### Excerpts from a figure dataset

>>>

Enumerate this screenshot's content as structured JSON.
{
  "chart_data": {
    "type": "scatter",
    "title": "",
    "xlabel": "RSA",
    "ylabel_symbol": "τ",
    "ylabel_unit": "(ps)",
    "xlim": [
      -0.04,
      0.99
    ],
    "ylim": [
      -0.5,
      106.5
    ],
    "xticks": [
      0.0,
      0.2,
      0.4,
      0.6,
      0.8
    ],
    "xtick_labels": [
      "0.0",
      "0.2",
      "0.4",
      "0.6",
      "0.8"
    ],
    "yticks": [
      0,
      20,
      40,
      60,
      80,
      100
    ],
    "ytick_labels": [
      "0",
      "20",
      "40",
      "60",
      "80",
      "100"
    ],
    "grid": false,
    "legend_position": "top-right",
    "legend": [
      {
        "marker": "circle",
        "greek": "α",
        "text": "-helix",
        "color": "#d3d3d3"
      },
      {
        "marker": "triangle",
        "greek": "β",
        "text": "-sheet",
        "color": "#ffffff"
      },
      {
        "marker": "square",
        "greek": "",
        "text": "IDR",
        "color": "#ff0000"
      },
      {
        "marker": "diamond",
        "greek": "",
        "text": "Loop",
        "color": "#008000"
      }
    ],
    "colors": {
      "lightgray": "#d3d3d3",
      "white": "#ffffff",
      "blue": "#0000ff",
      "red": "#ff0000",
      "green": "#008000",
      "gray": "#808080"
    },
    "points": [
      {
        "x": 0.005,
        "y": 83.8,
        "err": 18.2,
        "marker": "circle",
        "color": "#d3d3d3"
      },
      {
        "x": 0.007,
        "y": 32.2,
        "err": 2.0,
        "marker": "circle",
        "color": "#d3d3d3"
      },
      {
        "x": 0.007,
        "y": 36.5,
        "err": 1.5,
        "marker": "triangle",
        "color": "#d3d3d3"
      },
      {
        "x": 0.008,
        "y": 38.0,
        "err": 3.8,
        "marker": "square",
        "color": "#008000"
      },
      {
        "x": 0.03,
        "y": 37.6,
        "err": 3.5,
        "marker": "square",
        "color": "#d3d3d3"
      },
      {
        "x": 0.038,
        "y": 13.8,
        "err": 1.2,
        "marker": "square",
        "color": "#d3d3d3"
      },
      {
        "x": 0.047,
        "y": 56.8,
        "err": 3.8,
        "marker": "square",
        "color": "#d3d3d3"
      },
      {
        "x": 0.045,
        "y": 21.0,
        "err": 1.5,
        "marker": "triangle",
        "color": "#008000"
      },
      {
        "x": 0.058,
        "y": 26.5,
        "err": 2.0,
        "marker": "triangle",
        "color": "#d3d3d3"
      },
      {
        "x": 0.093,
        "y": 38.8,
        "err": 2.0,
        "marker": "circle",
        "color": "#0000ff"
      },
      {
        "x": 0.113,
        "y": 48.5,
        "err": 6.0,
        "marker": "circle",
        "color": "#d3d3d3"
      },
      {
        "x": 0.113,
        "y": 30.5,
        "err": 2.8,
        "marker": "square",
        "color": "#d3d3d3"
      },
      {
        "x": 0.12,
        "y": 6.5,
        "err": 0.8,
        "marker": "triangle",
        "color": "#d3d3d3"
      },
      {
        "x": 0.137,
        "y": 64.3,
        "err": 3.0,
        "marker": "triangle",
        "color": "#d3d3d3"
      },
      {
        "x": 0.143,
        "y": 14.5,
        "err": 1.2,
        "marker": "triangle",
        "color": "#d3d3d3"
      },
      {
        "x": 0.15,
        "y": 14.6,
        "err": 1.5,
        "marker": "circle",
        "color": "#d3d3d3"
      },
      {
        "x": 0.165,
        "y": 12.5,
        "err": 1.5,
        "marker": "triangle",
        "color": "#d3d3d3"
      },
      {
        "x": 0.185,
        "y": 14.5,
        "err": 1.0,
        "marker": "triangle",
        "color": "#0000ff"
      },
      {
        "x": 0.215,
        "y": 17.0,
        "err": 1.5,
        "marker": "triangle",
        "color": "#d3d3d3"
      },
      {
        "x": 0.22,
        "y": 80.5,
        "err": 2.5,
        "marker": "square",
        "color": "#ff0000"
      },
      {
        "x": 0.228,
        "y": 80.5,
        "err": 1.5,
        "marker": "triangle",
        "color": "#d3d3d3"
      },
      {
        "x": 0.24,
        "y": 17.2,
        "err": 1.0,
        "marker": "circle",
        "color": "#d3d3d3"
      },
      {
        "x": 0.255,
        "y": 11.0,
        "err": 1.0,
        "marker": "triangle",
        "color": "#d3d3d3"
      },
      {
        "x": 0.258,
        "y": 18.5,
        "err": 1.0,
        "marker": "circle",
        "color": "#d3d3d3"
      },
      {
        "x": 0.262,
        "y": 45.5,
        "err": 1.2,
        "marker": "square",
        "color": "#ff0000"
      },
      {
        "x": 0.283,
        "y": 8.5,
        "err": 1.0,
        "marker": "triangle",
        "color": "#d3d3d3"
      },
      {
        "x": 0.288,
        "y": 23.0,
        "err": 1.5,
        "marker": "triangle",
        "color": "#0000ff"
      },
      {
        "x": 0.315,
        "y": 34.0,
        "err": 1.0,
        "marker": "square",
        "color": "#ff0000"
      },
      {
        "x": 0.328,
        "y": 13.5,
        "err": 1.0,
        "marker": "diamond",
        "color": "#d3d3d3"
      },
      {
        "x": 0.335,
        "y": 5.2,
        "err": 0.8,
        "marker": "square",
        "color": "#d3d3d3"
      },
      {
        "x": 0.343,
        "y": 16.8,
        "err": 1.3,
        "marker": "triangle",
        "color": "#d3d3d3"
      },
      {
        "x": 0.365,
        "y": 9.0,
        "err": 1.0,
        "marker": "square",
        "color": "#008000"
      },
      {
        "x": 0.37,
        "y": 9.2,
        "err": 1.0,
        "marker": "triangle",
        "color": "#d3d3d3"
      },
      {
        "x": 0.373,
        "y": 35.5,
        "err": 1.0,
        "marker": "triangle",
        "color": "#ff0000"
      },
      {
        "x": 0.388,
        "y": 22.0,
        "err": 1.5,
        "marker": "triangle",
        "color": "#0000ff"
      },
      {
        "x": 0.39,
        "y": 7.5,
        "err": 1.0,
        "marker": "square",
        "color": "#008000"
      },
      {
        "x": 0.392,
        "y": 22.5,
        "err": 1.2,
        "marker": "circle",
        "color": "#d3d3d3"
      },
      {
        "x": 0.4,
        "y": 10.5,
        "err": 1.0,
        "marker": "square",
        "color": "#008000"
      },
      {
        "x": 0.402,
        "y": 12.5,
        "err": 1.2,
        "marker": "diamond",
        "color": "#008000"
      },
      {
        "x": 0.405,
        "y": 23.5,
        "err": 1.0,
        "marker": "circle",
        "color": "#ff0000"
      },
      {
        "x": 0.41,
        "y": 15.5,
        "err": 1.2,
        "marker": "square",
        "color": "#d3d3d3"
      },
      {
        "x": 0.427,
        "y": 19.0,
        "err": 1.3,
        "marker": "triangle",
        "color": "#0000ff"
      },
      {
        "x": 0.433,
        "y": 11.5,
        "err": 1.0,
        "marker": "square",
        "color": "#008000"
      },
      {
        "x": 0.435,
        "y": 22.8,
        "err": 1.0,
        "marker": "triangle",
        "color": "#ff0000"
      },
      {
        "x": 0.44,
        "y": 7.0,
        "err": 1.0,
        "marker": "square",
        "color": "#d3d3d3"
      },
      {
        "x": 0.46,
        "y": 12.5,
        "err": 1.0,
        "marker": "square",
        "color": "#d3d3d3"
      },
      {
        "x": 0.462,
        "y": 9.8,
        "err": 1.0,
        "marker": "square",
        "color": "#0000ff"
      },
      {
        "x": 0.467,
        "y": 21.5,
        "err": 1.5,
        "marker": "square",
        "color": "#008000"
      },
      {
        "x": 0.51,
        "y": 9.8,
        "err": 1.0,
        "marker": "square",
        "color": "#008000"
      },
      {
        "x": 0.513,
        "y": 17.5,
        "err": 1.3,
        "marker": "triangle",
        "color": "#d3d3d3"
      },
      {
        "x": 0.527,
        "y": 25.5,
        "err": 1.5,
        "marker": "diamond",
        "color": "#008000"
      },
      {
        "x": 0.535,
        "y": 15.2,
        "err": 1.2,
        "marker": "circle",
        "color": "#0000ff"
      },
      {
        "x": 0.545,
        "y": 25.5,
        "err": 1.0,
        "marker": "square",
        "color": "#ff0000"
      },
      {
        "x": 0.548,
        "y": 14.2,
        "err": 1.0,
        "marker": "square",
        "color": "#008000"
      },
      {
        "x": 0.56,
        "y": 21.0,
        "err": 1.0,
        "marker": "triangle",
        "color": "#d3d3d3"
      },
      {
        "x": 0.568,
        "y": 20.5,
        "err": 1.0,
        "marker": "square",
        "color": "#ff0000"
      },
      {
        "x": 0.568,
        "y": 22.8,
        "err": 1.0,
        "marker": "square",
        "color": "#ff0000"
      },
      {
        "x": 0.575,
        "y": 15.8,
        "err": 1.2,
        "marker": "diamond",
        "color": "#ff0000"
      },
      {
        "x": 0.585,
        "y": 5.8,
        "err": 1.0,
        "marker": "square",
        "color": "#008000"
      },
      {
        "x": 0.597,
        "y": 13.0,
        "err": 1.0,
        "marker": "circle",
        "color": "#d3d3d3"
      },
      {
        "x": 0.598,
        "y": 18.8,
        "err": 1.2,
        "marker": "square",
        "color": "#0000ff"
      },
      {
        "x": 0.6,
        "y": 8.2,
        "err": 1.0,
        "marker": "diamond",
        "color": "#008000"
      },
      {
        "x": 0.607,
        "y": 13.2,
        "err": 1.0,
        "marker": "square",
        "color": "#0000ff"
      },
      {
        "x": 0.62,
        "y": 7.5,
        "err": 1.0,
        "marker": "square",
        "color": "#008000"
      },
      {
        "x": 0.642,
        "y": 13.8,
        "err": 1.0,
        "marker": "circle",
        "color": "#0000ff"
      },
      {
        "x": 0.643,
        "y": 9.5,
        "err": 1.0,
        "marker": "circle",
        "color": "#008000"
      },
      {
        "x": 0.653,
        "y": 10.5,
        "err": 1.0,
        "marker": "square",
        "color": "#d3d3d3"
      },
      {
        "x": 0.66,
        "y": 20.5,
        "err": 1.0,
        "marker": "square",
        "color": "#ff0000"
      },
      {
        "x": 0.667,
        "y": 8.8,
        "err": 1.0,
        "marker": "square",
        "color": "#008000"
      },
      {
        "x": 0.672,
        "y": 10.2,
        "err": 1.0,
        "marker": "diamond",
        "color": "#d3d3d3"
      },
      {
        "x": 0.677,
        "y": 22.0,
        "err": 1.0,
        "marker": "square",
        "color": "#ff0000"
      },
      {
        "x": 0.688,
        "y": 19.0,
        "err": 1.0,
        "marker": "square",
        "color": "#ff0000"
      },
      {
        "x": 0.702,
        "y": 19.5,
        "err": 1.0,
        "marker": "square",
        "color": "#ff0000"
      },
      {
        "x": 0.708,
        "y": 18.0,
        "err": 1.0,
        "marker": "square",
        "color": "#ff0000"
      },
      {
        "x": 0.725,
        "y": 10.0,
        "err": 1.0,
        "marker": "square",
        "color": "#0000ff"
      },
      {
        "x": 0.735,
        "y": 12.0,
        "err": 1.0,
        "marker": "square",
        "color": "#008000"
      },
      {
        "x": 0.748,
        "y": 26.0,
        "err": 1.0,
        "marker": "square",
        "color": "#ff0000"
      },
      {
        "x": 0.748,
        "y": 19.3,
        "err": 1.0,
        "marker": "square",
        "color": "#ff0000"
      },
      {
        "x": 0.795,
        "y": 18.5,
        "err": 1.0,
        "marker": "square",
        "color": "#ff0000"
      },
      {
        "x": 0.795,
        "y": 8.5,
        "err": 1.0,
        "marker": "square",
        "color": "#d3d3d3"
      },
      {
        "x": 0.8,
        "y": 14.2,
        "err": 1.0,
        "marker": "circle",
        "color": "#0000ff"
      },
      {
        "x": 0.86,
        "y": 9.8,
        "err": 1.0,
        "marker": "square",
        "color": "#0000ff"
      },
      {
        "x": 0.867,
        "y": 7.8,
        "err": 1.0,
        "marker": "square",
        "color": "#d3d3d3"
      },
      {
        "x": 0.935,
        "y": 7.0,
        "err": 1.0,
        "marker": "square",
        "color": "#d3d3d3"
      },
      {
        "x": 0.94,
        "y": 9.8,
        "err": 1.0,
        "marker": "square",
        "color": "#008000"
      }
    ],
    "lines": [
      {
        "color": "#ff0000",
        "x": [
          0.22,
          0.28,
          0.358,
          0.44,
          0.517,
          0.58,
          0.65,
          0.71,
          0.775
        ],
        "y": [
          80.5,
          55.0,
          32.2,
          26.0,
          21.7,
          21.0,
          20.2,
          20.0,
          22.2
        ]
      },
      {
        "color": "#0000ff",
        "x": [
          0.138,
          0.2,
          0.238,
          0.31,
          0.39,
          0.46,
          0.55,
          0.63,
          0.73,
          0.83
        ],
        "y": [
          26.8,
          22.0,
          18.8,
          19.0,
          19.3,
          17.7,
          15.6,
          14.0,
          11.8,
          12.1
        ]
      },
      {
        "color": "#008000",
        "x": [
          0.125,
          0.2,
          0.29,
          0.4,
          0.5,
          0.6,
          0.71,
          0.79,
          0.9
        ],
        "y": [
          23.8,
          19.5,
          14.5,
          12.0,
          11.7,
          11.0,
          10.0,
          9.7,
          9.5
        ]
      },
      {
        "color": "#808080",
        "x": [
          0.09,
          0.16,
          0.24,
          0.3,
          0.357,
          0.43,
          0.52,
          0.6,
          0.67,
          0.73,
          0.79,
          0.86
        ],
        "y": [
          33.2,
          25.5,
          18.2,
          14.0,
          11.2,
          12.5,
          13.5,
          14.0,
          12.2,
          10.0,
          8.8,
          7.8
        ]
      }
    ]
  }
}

<<<

What is the number of lines in the records that contain "text"? Give that number only.

4